=== Exercise details ===
Using the listing below, copy every line that mentions "ancha".

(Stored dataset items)
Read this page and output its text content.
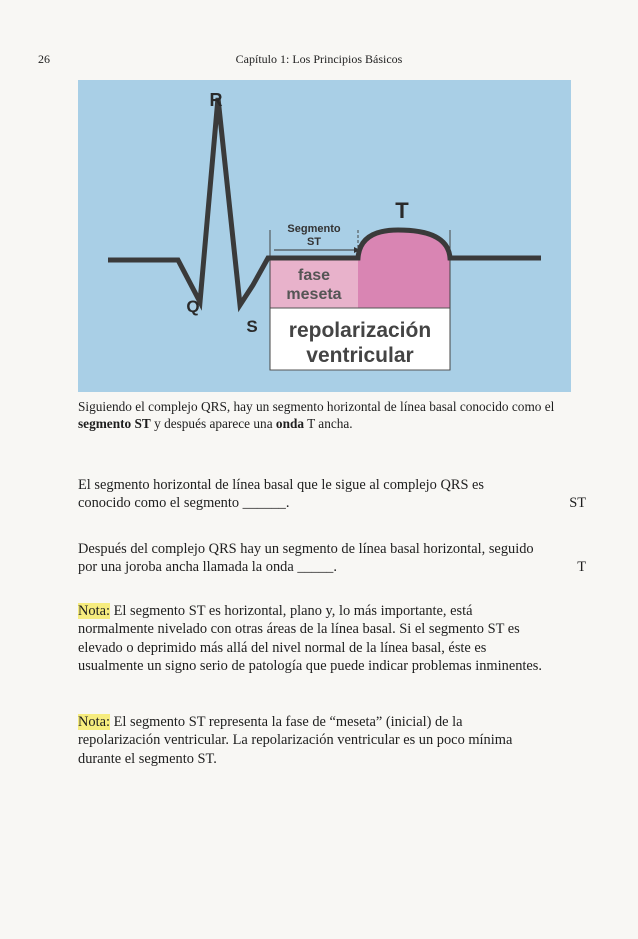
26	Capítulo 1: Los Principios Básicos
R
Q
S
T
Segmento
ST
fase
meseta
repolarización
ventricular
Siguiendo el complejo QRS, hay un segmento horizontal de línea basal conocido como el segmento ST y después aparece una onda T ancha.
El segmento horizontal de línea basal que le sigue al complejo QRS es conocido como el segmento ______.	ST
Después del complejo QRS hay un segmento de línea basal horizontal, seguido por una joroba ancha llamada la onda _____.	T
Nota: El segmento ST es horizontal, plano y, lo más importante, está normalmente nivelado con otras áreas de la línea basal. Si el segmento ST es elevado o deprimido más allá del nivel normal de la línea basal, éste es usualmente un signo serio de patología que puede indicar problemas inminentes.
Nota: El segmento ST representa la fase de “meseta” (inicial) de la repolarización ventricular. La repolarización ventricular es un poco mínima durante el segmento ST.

=== Output of the exercise ===
Siguiendo el complejo QRS, hay un segmento horizontal de línea basal conocido como el segmento ST y después aparece una onda T ancha.
Después del complejo QRS hay un segmento de línea basal horizontal, seguido por una joroba ancha llamada la onda _____.	T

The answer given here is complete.